Begin Recorded data

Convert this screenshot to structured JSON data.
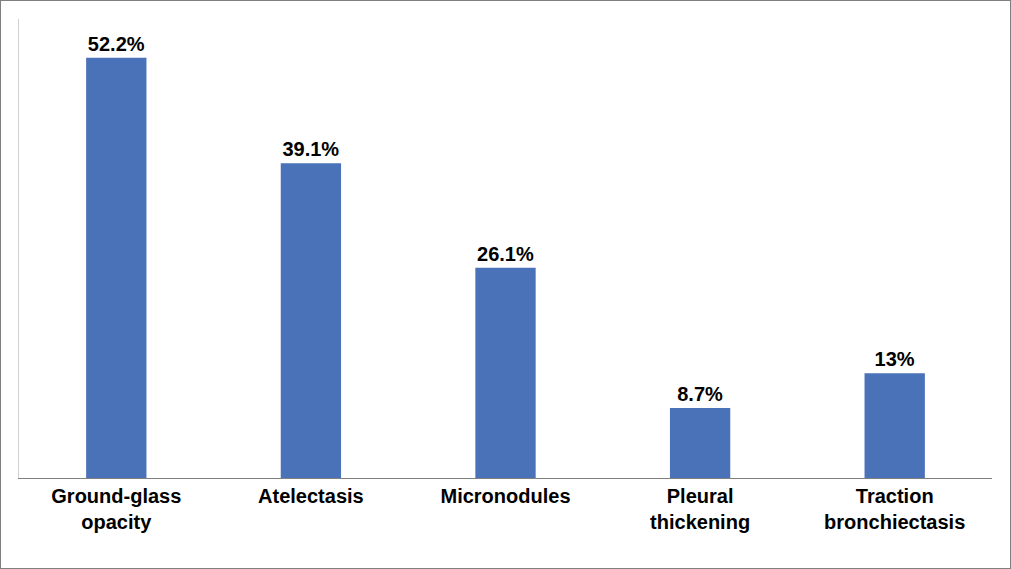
{
  "chart_data": {
    "type": "bar",
    "categories": [
      "Ground-glass opacity",
      "Atelectasis",
      "Micronodules",
      "Pleural thickening",
      "Traction bronchiectasis"
    ],
    "values": [
      52.2,
      39.1,
      26.1,
      8.7,
      13
    ],
    "value_labels": [
      "52.2%",
      "39.1%",
      "26.1%",
      "8.7%",
      "13%"
    ],
    "color": "#4a72b8",
    "ylim": [
      0,
      57
    ],
    "grid": false,
    "data_labels": true,
    "tick_labels": "x"
  }
}
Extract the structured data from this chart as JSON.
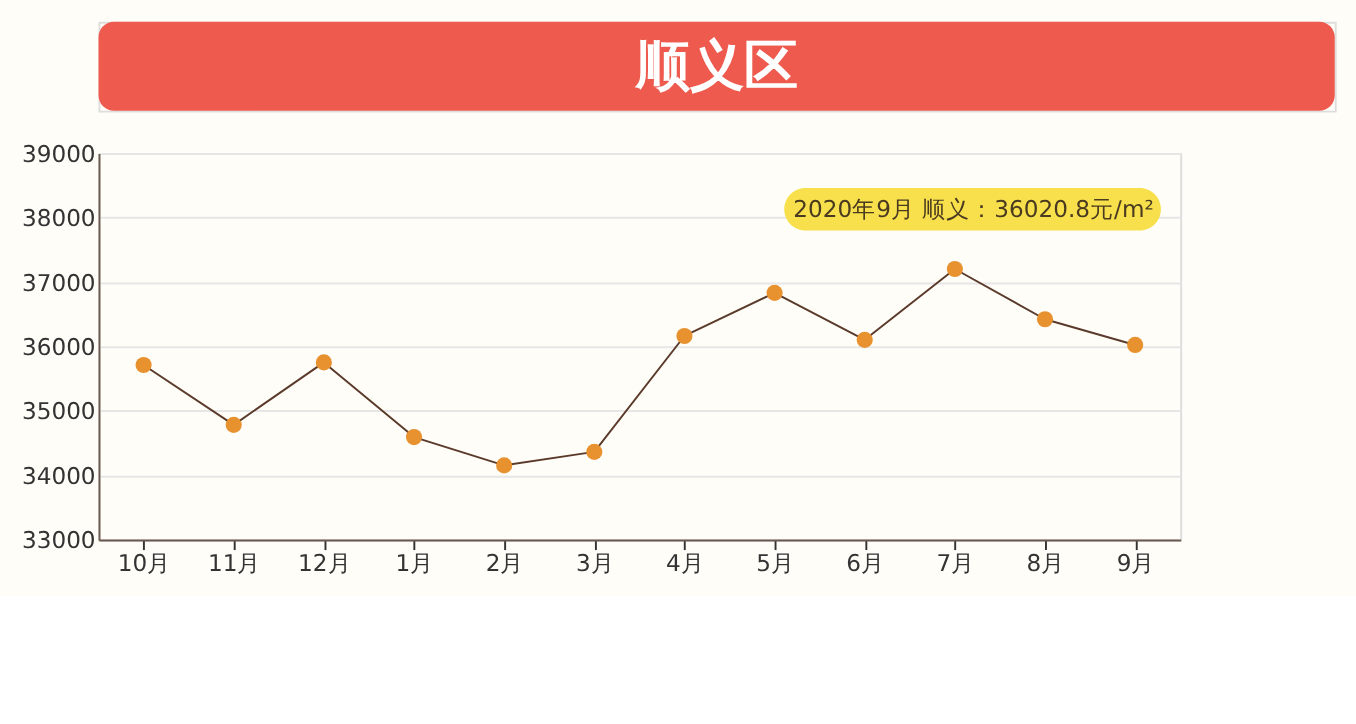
{
  "chart_data": {
    "type": "line",
    "title": "顺义区",
    "categories": [
      "10月",
      "11月",
      "12月",
      "1月",
      "2月",
      "3月",
      "4月",
      "5月",
      "6月",
      "7月",
      "8月",
      "9月"
    ],
    "series": [
      {
        "color": "#e8912f",
        "values": [
          35710,
          34780,
          35750,
          34590,
          34150,
          34360,
          36160,
          36830,
          36100,
          37200,
          36420,
          36020.8
        ]
      }
    ],
    "ylim": [
      33000,
      39000
    ],
    "yticks": [
      33000,
      34000,
      35000,
      36000,
      37000,
      38000,
      39000
    ],
    "grid": "y",
    "marker": "circle",
    "line_style": "solid",
    "annotations": [
      "2020年9月 顺义：36020.8元/m²"
    ]
  }
}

End Recorded data

= What is asked =
Copy every line of the data exactly as written, excluding the pictures.

= Complete output =
Convert this screenshot to structured JSON data.
{
  "chart_data": {
    "type": "bar",
    "categories": [
      "Ground-glass opacity",
      "Atelectasis",
      "Micronodules",
      "Pleural thickening",
      "Traction bronchiectasis"
    ],
    "values": [
      52.2,
      39.1,
      26.1,
      8.7,
      13
    ],
    "value_labels": [
      "52.2%",
      "39.1%",
      "26.1%",
      "8.7%",
      "13%"
    ],
    "color": "#4a72b8",
    "ylim": [
      0,
      57
    ],
    "grid": false,
    "data_labels": true,
    "tick_labels": "x"
  }
}
Extract the structured data from this chart as JSON.
{
  "chart_data": {
    "type": "line",
    "title": "顺义区",
    "categories": [
      "10月",
      "11月",
      "12月",
      "1月",
      "2月",
      "3月",
      "4月",
      "5月",
      "6月",
      "7月",
      "8月",
      "9月"
    ],
    "series": [
      {
        "color": "#e8912f",
        "values": [
          35710,
          34780,
          35750,
          34590,
          34150,
          34360,
          36160,
          36830,
          36100,
          37200,
          36420,
          36020.8
        ]
      }
    ],
    "ylim": [
      33000,
      39000
    ],
    "yticks": [
      33000,
      34000,
      35000,
      36000,
      37000,
      38000,
      39000
    ],
    "grid": "y",
    "marker": "circle",
    "line_style": "solid",
    "annotations": [
      "2020年9月 顺义：36020.8元/m²"
    ]
  }
}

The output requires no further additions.